Entries shown
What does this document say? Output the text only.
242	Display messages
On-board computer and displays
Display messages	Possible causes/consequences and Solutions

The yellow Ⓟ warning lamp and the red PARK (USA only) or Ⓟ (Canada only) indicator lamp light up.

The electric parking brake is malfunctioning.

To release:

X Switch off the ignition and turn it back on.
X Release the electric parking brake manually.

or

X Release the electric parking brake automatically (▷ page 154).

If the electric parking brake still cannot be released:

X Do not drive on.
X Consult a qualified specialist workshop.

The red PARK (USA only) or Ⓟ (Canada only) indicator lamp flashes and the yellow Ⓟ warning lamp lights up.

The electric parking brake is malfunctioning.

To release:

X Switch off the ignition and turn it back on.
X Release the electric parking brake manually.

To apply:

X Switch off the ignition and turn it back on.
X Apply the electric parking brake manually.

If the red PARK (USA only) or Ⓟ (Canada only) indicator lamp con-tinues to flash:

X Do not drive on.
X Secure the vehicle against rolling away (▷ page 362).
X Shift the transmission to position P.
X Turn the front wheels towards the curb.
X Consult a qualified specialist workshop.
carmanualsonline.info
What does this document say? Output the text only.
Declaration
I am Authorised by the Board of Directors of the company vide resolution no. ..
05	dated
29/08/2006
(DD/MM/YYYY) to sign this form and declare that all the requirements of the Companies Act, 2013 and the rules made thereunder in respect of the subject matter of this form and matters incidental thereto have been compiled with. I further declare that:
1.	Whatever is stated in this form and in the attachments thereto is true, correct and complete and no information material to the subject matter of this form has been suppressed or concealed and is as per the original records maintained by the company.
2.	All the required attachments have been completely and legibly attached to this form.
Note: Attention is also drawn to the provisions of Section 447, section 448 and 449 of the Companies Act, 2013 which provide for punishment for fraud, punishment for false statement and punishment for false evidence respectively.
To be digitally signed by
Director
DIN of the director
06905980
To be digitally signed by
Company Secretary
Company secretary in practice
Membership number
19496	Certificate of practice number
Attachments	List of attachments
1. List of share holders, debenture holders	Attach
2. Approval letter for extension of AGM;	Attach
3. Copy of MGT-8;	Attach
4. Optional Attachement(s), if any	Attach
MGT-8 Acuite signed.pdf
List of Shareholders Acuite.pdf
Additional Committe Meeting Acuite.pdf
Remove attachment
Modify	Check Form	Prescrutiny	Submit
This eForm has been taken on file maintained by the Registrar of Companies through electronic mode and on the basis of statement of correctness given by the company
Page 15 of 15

Task requirements
Make an exact copy of every entry.

Full output
What does this document say? Output the text only.
242	Display messages
On-board computer and displays
Display messages	Possible causes/consequences and Solutions

The yellow Ⓟ warning lamp and the red PARK (USA only) or Ⓟ (Canada only) indicator lamp light up.

The electric parking brake is malfunctioning.

To release:

X Switch off the ignition and turn it back on.
X Release the electric parking brake manually.

or

X Release the electric parking brake automatically (▷ page 154).

If the electric parking brake still cannot be released:

X Do not drive on.
X Consult a qualified specialist workshop.

The red PARK (USA only) or Ⓟ (Canada only) indicator lamp flashes and the yellow Ⓟ warning lamp lights up.

The electric parking brake is malfunctioning.

To release:

X Switch off the ignition and turn it back on.
X Release the electric parking brake manually.

To apply:

X Switch off the ignition and turn it back on.
X Apply the electric parking brake manually.

If the red PARK (USA only) or Ⓟ (Canada only) indicator lamp con-tinues to flash:

X Do not drive on.
X Secure the vehicle against rolling away (▷ page 362).
X Shift the transmission to position P.
X Turn the front wheels towards the curb.
X Consult a qualified specialist workshop.
carmanualsonline.info
What does this document say? Output the text only.
Declaration
I am Authorised by the Board of Directors of the company vide resolution no. ..
05	dated
29/08/2006
(DD/MM/YYYY) to sign this form and declare that all the requirements of the Companies Act, 2013 and the rules made thereunder in respect of the subject matter of this form and matters incidental thereto have been compiled with. I further declare that:
1.	Whatever is stated in this form and in the attachments thereto is true, correct and complete and no information material to the subject matter of this form has been suppressed or concealed and is as per the original records maintained by the company.
2.	All the required attachments have been completely and legibly attached to this form.
Note: Attention is also drawn to the provisions of Section 447, section 448 and 449 of the Companies Act, 2013 which provide for punishment for fraud, punishment for false statement and punishment for false evidence respectively.
To be digitally signed by
Director
DIN of the director
06905980
To be digitally signed by
Company Secretary
Company secretary in practice
Membership number
19496	Certificate of practice number
Attachments	List of attachments
1. List of share holders, debenture holders	Attach
2. Approval letter for extension of AGM;	Attach
3. Copy of MGT-8;	Attach
4. Optional Attachement(s), if any	Attach
MGT-8 Acuite signed.pdf
List of Shareholders Acuite.pdf
Additional Committe Meeting Acuite.pdf
Remove attachment
Modify	Check Form	Prescrutiny	Submit
This eForm has been taken on file maintained by the Registrar of Companies through electronic mode and on the basis of statement of correctness given by the company
Page 15 of 15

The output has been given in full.